(Excerpt from a dataset)
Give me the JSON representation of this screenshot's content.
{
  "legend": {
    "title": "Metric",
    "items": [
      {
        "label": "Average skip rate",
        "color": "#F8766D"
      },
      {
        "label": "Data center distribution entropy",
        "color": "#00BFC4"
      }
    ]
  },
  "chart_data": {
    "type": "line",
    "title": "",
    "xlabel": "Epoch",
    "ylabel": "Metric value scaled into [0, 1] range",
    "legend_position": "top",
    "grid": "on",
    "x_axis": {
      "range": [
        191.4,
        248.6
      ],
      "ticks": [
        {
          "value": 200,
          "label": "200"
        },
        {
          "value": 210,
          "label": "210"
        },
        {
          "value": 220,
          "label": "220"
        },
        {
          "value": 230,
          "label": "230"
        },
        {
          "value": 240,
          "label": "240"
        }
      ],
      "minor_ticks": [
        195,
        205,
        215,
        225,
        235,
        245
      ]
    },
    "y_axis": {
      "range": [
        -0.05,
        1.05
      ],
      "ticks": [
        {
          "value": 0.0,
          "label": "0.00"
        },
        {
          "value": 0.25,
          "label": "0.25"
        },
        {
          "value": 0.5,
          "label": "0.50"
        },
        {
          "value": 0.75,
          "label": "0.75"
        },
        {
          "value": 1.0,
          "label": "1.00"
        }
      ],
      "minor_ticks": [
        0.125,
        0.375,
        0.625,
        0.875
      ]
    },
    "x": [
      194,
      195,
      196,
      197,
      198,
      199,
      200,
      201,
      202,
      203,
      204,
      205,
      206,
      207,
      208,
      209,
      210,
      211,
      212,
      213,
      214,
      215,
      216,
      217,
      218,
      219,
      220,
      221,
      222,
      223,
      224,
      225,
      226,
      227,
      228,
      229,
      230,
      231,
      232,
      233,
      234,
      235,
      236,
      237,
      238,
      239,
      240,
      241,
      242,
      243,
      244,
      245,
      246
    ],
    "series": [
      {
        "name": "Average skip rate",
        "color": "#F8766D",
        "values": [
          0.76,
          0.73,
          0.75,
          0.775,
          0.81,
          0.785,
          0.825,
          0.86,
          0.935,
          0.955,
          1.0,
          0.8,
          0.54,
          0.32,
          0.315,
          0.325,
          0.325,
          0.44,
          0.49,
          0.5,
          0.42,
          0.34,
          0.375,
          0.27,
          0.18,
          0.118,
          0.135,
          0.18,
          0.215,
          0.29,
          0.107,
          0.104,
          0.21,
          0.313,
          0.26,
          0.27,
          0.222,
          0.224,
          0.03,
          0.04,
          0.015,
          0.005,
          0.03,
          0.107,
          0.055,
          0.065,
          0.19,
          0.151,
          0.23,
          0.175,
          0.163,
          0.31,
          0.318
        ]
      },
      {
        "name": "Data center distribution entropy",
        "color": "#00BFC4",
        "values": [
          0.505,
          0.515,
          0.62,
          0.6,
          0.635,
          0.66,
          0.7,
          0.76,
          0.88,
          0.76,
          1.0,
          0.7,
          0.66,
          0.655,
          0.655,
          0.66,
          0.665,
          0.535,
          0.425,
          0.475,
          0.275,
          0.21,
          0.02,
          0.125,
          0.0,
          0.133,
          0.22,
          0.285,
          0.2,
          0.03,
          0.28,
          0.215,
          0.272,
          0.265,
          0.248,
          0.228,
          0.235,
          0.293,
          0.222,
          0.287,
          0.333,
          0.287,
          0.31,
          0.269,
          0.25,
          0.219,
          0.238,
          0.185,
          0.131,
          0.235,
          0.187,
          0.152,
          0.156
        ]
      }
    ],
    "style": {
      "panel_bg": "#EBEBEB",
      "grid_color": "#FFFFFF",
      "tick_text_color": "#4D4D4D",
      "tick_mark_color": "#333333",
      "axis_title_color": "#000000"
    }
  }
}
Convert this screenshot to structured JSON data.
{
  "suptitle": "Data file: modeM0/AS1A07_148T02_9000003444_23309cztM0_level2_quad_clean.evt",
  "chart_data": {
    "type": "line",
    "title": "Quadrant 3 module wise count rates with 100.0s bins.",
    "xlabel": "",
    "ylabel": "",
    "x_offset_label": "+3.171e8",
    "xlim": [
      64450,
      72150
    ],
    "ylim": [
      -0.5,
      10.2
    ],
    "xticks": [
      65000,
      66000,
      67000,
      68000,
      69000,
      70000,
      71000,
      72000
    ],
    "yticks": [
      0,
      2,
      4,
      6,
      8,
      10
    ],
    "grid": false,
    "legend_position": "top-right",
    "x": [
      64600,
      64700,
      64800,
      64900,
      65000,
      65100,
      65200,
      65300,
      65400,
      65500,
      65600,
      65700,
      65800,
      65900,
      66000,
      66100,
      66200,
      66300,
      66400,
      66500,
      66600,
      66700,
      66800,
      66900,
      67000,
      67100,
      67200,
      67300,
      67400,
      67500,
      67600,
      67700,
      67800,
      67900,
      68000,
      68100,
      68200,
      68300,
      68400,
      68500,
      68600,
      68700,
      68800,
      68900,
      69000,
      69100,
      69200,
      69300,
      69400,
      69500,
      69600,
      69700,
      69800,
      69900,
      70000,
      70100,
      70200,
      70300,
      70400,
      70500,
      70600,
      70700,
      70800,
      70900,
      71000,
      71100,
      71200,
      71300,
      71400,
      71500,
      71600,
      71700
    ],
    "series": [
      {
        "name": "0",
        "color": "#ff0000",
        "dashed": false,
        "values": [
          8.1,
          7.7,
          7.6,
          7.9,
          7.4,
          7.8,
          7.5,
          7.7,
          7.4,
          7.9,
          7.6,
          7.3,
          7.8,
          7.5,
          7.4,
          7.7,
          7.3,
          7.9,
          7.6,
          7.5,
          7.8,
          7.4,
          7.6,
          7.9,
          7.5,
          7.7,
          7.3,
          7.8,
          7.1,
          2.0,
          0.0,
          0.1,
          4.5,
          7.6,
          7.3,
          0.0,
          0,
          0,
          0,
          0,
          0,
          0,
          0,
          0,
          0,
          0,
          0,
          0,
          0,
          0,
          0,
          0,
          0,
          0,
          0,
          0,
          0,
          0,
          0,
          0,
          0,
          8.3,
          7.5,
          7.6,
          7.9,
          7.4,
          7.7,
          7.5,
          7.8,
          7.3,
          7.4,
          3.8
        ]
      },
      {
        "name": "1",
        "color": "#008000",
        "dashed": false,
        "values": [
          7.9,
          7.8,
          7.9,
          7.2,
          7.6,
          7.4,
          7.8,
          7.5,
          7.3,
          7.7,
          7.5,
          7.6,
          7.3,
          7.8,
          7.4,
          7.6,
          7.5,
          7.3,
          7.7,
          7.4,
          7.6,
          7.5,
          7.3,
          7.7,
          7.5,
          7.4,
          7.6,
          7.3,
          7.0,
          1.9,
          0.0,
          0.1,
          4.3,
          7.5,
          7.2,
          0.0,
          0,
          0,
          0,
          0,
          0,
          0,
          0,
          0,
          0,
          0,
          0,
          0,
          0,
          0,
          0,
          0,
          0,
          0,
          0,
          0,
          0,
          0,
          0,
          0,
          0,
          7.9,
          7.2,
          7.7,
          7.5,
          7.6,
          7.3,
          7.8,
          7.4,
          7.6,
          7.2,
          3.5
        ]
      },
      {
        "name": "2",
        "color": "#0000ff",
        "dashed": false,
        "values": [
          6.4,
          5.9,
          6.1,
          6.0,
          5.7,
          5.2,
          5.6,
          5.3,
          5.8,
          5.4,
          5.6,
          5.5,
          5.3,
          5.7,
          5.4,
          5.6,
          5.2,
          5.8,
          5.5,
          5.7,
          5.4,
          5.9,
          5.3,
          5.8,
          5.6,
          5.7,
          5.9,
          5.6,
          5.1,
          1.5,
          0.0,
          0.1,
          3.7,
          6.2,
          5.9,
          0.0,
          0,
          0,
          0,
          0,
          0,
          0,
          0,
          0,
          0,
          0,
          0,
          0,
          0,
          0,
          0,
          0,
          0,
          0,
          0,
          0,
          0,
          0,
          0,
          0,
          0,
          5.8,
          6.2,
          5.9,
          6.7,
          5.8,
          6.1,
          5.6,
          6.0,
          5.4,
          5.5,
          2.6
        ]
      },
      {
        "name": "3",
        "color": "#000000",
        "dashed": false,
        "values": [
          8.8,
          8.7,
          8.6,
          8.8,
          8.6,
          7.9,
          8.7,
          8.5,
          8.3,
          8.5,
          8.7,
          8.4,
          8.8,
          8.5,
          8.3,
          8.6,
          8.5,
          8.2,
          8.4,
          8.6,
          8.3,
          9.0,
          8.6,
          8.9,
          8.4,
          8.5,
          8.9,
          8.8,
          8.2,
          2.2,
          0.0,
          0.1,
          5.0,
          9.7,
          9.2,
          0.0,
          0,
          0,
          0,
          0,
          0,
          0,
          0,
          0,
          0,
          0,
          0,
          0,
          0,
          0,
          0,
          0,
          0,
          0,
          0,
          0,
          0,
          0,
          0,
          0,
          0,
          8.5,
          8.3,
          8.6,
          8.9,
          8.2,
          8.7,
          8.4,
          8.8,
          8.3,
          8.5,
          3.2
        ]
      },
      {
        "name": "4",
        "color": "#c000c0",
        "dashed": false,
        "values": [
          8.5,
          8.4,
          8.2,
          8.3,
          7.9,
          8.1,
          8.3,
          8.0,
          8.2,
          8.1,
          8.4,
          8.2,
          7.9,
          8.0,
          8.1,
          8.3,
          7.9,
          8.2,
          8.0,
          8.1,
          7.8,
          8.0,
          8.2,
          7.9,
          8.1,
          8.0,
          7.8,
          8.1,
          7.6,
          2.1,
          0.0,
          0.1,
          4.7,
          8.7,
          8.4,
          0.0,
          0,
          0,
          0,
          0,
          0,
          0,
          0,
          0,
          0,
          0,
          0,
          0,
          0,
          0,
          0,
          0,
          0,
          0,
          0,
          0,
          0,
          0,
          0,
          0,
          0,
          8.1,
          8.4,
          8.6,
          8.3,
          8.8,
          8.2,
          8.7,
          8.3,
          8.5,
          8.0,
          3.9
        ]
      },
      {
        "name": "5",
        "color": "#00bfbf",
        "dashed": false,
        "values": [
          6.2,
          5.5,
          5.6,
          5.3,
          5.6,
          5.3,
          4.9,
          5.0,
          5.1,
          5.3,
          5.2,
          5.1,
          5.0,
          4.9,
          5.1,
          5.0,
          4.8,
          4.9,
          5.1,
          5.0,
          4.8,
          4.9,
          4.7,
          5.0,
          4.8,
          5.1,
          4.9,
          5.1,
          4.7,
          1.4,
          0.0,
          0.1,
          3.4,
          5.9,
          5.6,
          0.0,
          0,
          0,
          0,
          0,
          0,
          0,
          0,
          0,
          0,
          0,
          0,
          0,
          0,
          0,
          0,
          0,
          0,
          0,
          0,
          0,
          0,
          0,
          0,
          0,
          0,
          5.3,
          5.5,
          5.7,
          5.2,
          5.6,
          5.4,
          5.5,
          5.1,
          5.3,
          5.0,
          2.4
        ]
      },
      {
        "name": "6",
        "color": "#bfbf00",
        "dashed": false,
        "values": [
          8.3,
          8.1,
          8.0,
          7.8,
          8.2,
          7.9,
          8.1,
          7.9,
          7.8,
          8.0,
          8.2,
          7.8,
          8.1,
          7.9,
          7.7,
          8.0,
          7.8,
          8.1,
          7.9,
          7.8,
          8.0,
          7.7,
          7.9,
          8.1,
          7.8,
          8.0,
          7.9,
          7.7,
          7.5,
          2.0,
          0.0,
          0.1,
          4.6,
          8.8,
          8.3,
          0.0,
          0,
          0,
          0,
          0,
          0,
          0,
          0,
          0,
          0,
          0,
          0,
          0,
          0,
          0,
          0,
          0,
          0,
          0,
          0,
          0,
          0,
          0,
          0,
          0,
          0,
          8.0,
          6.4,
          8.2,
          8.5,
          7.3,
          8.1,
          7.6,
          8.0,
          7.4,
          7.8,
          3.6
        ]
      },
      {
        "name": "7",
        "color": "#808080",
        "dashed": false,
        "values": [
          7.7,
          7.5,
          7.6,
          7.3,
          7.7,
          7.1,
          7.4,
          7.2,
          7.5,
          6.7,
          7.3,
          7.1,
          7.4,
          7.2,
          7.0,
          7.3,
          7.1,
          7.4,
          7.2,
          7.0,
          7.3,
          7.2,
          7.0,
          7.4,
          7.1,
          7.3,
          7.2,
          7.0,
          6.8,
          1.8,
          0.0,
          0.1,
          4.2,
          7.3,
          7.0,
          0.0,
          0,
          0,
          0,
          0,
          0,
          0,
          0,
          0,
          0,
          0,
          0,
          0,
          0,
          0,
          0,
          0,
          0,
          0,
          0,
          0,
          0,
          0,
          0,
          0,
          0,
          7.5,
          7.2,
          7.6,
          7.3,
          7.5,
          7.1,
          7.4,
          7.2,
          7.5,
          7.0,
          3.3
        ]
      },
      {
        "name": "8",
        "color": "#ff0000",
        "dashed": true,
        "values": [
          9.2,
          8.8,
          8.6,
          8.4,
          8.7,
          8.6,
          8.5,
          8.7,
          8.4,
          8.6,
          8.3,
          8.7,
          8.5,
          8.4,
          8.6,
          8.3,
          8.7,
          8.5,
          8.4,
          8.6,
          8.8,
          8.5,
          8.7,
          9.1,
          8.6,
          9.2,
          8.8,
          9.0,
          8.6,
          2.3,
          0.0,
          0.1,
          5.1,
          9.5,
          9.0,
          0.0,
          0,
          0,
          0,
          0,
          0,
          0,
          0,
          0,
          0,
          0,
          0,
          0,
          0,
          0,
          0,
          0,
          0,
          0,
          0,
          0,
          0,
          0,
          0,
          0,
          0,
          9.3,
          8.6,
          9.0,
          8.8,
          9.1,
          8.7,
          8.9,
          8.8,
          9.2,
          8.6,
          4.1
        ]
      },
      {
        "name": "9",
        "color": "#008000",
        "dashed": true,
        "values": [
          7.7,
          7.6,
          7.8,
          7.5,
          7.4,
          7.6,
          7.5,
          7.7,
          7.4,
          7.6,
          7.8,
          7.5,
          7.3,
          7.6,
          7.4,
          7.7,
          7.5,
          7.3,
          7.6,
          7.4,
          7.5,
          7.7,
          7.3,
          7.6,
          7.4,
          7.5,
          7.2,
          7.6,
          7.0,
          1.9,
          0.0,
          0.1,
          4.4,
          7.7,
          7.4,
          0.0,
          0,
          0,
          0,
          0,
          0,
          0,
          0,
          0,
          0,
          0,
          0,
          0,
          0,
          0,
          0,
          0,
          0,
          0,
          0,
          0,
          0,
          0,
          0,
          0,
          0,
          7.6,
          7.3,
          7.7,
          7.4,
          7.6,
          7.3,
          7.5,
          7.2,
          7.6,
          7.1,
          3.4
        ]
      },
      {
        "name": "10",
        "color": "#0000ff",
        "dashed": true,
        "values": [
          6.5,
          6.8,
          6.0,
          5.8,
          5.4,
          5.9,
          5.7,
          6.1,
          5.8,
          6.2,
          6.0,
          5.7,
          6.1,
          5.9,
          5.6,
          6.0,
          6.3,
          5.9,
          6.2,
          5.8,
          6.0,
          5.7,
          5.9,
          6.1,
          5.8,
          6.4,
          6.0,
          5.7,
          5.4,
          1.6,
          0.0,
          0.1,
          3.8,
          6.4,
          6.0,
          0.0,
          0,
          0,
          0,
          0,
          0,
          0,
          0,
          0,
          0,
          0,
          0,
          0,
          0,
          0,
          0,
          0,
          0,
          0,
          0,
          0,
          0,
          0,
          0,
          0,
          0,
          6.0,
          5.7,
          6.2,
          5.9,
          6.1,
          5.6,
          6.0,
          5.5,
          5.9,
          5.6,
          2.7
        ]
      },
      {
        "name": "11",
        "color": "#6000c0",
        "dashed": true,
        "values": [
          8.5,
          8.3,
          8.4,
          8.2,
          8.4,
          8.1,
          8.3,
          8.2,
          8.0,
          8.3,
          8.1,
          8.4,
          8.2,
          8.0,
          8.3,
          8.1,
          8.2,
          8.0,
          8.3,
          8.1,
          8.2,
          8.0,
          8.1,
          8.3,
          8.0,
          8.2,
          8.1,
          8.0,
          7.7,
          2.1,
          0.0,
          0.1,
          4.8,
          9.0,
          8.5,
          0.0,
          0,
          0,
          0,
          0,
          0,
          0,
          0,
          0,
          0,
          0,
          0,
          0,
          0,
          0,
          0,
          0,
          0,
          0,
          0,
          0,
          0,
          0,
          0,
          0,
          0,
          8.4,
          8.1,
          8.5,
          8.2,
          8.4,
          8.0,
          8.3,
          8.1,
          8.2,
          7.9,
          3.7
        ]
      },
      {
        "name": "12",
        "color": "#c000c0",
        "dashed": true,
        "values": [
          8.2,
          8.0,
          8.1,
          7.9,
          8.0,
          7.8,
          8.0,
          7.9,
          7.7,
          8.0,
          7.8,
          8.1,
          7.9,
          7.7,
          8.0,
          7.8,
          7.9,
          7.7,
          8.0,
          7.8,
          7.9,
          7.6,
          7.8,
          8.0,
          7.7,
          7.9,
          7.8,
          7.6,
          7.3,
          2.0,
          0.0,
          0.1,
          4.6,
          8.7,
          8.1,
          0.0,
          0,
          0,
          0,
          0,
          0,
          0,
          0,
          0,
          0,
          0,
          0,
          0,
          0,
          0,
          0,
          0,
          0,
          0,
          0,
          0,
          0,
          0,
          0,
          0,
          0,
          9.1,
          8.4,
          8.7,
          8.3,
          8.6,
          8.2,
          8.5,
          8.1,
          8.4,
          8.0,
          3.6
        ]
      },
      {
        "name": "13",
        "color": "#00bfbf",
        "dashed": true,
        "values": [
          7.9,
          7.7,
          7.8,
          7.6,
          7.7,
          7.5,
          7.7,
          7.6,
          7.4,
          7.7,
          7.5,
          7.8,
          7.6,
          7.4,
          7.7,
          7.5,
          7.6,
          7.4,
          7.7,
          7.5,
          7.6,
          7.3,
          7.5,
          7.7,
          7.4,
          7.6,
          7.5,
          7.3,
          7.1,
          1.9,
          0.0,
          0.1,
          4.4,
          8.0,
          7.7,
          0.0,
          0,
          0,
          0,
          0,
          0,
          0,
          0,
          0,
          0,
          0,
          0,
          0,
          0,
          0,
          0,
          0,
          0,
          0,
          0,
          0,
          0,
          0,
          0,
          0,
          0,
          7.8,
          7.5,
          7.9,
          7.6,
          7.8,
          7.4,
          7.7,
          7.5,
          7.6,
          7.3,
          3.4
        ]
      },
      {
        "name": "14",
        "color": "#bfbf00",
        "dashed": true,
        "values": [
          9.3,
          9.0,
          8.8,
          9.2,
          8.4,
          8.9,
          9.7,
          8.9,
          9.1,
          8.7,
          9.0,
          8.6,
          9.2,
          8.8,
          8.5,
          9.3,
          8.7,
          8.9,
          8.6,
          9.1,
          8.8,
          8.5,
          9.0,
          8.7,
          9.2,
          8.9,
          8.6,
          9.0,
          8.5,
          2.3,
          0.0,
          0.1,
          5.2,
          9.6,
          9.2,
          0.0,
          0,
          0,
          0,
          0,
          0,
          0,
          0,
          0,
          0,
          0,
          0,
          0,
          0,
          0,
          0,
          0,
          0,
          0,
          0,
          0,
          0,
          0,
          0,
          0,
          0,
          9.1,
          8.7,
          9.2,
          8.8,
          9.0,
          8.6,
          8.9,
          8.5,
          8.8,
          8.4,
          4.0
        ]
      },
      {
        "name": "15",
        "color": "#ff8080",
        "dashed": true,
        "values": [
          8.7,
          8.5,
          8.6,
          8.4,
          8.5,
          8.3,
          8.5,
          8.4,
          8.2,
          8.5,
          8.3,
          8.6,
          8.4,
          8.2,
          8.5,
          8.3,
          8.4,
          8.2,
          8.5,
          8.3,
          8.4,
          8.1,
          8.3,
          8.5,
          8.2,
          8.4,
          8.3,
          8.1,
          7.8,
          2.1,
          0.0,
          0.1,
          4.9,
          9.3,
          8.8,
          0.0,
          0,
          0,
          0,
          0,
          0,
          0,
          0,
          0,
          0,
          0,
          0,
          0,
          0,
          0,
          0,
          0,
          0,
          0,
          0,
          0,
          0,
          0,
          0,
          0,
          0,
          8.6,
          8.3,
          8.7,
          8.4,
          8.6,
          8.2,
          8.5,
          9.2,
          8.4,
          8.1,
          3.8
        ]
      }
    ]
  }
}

(Stated goal) Copy down every line of the entries containing the word "skip".

(The response)
        "label": "Average skip rate",
        "name": "Average skip rate",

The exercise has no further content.